*Set problem:*
Look for the word "Control" in each line and report the count of matching lines, with nothing added.

*Rows:*
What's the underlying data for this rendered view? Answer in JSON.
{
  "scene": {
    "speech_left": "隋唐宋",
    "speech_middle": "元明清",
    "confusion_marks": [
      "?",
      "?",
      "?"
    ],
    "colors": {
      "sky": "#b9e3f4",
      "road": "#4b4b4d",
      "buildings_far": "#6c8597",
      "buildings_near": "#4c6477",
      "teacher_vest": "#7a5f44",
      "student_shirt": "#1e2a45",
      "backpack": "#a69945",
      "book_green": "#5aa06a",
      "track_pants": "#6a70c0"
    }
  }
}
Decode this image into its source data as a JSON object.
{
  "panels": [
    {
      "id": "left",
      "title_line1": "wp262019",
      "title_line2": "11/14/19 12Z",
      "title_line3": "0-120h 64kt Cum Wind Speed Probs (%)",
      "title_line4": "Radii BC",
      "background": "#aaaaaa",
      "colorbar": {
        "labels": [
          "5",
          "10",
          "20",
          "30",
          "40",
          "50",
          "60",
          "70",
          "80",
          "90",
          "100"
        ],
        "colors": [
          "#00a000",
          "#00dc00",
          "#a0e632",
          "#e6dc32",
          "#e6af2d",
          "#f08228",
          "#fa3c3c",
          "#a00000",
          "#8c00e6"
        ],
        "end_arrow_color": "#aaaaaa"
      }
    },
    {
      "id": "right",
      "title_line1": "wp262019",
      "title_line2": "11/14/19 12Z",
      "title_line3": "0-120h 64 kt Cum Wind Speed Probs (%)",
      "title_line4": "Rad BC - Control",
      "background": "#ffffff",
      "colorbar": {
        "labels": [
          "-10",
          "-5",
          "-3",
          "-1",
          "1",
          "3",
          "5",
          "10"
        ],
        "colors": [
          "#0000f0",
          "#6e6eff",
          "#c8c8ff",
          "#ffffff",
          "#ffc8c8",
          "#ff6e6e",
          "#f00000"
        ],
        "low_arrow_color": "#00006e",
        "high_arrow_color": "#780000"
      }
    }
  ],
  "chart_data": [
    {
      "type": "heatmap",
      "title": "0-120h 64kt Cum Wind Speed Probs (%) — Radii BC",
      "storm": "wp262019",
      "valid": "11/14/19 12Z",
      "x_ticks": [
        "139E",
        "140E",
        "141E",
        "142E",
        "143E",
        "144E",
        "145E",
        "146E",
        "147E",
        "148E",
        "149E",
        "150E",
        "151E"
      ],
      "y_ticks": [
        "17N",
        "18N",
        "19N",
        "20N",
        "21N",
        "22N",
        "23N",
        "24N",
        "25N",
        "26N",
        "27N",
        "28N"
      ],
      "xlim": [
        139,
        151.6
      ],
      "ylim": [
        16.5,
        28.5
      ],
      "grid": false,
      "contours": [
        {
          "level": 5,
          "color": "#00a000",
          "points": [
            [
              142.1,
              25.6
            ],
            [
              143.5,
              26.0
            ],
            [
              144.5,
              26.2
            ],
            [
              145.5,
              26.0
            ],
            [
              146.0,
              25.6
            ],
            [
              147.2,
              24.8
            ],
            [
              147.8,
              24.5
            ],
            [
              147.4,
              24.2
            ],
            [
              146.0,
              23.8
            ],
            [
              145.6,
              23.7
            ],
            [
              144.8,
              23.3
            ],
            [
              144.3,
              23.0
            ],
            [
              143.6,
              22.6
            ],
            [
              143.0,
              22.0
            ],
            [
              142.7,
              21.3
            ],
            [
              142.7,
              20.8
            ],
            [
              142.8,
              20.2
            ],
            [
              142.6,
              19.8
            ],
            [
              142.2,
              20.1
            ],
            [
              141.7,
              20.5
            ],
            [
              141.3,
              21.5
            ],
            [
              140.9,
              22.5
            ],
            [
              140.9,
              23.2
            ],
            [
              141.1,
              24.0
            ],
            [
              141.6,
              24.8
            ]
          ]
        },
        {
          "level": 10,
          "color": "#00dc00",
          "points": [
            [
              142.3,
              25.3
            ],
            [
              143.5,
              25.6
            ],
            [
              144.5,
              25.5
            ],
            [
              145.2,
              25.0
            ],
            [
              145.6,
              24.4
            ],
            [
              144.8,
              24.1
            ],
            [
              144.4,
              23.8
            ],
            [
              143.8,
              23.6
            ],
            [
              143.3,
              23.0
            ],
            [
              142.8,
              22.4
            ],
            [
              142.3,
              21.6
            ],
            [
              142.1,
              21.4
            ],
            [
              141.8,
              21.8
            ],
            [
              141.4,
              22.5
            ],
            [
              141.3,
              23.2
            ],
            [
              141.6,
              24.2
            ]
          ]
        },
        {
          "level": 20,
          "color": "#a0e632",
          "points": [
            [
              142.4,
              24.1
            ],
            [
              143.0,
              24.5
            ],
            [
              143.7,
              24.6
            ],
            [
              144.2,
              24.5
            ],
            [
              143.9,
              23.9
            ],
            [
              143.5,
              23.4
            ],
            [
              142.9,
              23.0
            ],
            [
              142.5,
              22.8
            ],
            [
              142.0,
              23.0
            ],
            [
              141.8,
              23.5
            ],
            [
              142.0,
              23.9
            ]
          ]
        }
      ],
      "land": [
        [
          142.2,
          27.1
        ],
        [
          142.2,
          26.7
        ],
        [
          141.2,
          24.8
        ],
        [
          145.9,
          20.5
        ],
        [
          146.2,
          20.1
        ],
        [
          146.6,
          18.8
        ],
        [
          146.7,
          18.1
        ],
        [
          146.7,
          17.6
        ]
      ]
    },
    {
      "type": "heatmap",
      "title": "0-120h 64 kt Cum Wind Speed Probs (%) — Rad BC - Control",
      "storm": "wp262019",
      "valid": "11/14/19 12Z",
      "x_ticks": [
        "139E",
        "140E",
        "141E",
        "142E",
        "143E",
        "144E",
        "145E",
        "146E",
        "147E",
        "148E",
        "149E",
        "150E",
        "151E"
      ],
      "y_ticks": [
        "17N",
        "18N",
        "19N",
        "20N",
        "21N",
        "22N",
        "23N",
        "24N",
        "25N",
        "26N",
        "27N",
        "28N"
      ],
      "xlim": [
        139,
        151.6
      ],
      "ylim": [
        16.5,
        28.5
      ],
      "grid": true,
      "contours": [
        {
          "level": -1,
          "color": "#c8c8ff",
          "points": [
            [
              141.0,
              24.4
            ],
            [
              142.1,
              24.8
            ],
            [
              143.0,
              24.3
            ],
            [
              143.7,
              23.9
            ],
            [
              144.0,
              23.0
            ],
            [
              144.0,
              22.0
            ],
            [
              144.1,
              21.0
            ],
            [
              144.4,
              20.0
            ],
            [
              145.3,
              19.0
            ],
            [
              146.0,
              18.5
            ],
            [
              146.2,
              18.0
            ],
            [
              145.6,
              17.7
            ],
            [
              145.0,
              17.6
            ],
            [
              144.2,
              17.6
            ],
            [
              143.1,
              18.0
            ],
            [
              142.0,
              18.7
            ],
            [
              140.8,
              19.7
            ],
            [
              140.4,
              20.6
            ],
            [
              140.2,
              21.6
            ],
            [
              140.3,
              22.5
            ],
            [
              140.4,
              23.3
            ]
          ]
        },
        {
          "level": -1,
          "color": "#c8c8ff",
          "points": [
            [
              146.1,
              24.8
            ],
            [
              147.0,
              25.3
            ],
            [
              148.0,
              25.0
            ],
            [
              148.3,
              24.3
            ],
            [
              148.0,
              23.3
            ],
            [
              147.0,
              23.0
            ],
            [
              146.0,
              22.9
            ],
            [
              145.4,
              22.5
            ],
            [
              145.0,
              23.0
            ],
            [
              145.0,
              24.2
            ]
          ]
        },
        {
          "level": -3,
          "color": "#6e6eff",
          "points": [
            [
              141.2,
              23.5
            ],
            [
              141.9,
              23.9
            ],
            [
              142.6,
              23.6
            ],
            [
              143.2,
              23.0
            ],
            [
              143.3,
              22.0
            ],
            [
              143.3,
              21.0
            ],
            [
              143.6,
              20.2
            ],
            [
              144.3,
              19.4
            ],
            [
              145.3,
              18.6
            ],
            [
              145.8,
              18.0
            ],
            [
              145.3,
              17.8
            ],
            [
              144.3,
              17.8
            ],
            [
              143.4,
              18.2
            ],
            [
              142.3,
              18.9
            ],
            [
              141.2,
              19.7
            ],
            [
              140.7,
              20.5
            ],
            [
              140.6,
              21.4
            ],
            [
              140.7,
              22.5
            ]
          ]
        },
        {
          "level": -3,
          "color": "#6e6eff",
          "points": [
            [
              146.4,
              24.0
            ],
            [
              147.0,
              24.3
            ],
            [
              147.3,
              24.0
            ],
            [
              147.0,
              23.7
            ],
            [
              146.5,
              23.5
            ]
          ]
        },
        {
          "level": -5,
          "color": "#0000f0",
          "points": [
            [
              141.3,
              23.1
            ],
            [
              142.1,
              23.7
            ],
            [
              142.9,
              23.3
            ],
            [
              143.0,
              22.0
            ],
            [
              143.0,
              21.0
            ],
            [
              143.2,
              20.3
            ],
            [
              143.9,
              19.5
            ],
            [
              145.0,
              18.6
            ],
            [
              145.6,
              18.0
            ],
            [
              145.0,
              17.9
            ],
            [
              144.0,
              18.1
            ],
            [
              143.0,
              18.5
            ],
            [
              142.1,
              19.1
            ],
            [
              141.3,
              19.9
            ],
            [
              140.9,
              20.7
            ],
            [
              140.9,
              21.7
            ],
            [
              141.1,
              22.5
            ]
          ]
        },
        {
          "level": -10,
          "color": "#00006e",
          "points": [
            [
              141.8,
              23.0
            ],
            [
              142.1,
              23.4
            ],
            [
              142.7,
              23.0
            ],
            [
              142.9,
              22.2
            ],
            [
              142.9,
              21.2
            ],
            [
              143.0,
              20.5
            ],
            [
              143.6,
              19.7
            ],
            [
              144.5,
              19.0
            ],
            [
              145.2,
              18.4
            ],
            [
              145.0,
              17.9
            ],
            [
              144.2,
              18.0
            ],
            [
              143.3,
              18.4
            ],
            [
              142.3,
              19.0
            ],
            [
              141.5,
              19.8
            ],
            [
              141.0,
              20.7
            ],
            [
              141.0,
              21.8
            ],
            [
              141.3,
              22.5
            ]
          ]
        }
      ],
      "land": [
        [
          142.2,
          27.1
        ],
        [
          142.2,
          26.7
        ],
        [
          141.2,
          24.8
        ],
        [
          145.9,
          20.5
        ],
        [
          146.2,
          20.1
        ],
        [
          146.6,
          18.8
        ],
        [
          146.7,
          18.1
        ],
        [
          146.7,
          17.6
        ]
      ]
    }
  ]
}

*Output for this exercise:*
2